### EXERCISE DETAILS
Every line that includes the word "ORDERS" is to be listed.

>> Start DATA PROVIDED

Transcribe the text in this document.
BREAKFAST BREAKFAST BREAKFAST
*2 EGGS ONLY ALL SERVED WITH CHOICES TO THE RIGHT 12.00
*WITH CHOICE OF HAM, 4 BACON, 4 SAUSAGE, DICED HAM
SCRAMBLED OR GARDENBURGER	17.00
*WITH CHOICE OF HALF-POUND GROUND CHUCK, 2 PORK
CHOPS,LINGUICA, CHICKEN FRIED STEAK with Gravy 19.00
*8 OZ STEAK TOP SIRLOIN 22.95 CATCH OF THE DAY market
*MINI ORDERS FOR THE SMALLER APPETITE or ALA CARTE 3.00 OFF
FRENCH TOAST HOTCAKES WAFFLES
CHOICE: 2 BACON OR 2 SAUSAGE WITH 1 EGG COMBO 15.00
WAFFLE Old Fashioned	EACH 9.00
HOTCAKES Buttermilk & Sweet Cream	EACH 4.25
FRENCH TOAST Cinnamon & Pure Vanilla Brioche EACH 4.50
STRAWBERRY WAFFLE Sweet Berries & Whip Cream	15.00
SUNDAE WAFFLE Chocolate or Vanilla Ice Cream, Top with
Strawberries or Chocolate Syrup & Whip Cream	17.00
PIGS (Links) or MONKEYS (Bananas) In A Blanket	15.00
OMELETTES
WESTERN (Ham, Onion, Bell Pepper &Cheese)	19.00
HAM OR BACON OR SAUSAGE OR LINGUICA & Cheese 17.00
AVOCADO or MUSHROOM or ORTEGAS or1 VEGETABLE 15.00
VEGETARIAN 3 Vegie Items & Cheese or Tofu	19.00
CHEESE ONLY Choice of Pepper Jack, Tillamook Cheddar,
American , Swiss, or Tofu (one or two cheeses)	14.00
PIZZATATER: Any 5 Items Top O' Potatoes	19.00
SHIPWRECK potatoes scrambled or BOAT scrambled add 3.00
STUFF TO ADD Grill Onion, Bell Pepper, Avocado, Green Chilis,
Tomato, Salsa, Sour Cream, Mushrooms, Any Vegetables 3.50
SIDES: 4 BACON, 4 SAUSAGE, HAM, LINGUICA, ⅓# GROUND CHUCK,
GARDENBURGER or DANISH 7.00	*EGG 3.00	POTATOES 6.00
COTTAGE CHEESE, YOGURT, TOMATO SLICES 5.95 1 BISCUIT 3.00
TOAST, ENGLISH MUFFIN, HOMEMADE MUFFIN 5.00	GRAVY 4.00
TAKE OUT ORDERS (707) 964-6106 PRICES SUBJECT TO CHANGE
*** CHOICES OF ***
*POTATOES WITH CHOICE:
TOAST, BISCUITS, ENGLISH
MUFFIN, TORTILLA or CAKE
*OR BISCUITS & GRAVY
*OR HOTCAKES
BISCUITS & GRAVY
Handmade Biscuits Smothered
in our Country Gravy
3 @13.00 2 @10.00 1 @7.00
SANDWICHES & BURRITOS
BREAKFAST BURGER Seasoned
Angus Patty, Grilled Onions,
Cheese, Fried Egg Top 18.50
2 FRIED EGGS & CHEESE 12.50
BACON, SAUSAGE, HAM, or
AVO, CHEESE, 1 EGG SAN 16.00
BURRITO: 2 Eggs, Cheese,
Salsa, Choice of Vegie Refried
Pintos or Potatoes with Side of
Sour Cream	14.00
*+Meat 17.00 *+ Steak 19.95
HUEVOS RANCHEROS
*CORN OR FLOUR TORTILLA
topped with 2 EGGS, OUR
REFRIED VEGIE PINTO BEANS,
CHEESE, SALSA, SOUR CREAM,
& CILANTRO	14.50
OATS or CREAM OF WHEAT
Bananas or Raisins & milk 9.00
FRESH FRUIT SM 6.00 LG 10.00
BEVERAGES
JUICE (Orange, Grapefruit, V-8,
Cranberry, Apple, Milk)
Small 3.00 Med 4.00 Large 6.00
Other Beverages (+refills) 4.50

>> End DATA PROVIDED

### COMPLETED TASK
*MINI ORDERS FOR THE SMALLER APPETITE or ALA CARTE 3.00 OFF
TAKE OUT ORDERS (707) 964-6106 PRICES SUBJECT TO CHANGE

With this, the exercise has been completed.